[Data excerpts]
• • • • •
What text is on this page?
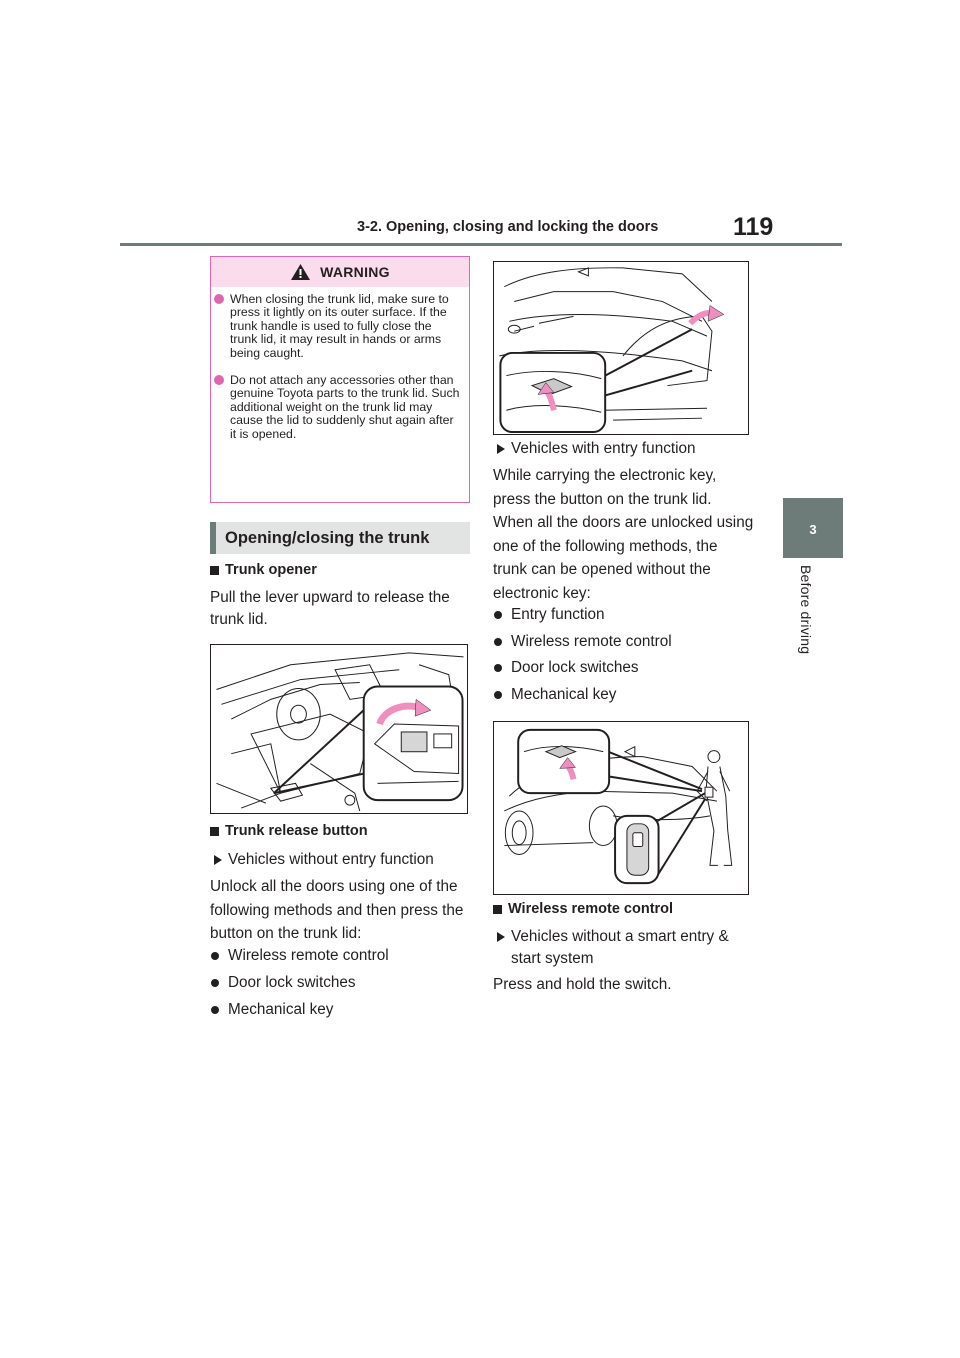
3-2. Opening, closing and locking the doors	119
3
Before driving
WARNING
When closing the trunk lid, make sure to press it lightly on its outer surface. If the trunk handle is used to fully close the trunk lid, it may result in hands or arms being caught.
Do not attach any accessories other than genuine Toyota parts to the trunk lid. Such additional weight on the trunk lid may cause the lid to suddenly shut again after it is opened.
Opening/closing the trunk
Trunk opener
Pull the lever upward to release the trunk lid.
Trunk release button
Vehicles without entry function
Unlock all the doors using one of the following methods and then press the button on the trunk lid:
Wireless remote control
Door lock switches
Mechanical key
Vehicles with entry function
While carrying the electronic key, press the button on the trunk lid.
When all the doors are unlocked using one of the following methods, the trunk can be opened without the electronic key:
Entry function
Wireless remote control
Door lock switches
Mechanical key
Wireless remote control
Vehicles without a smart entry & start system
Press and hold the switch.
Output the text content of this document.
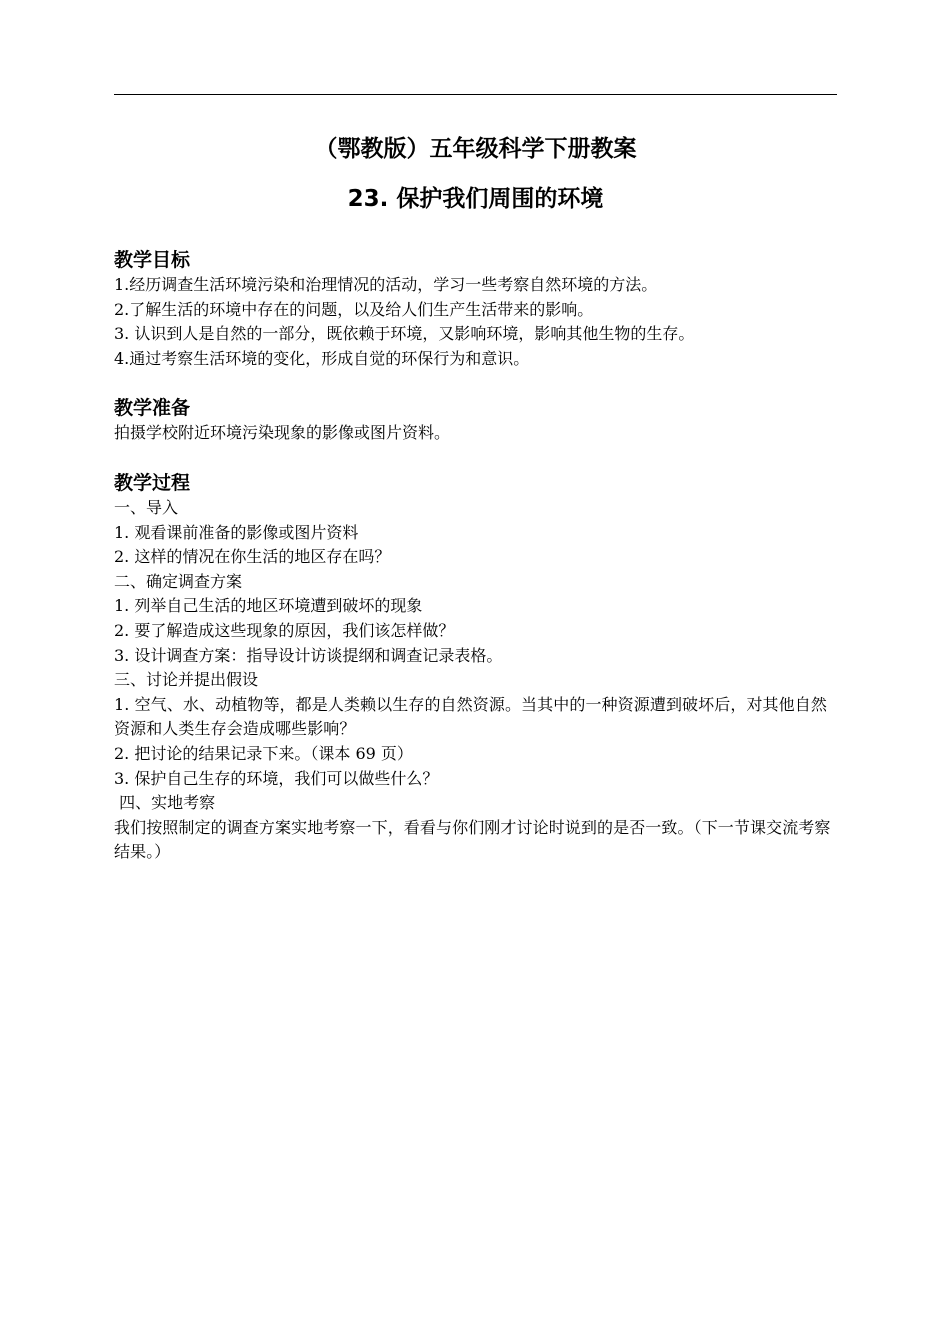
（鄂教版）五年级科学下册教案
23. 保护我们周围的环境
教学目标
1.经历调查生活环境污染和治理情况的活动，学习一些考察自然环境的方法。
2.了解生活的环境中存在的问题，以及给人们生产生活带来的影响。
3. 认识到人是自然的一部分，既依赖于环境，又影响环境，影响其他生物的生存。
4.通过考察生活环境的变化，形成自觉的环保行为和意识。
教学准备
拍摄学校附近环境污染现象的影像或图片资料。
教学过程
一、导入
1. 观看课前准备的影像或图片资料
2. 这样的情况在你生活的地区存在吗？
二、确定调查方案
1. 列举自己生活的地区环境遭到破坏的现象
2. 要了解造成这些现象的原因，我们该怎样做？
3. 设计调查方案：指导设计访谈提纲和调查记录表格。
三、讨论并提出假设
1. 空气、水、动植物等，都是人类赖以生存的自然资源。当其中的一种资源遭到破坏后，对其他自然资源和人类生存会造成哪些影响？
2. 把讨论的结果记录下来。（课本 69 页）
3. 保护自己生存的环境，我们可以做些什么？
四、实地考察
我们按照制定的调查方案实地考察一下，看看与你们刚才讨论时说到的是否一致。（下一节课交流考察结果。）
• • • • •
Your goal.
Work out how many lines of the data hold the string "without". Reply with that number alone.

Complete answer.
3